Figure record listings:
++++

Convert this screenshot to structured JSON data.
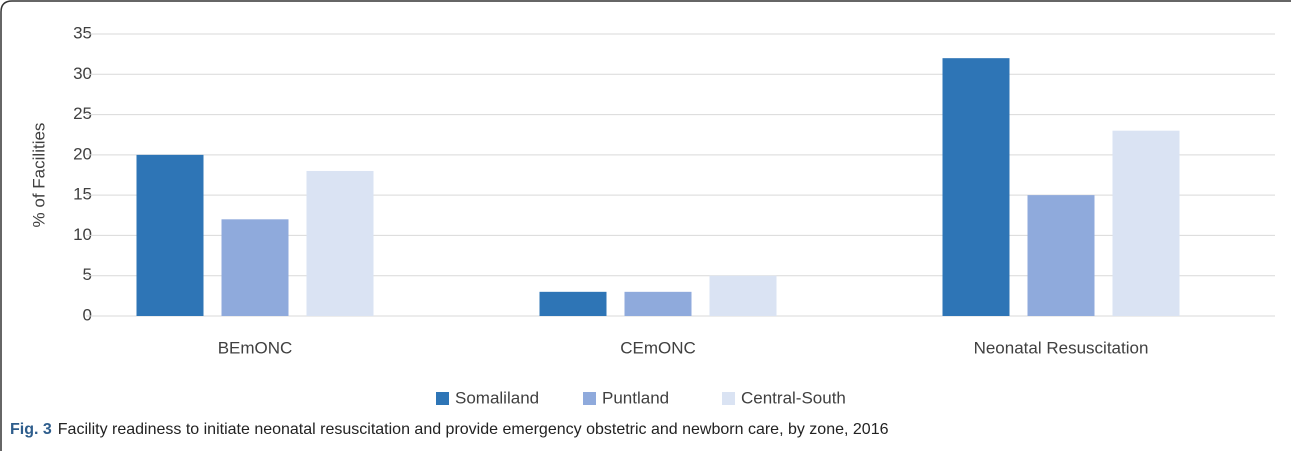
{
  "chart_data": {
    "type": "bar",
    "y_label": "% of Facilities",
    "categories": [
      "BEmONC",
      "CEmONC",
      "Neonatal Resuscitation"
    ],
    "series": [
      {
        "name": "Somaliland",
        "color": "#2e75b6",
        "values": [
          20,
          3,
          32
        ]
      },
      {
        "name": "Puntland",
        "color": "#8faadc",
        "values": [
          12,
          3,
          15
        ]
      },
      {
        "name": "Central-South",
        "color": "#dae3f3",
        "values": [
          18,
          5,
          23
        ]
      }
    ],
    "ylim": [
      0,
      35
    ],
    "yticks": [
      0,
      5,
      10,
      15,
      20,
      25,
      30,
      35
    ],
    "grid": true,
    "legend": "bottom",
    "caption_label": "Fig. 3",
    "caption": "Facility readiness to initiate neonatal resuscitation and provide emergency obstetric and newborn care, by zone, 2016"
  }
}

++++

WHAT THE TASK ASKS: Look over the listing above. Pick out and copy every line that includes "color".

THE ANSWER:
        "color": "#2e75b6",
        "color": "#8faadc",
        "color": "#dae3f3",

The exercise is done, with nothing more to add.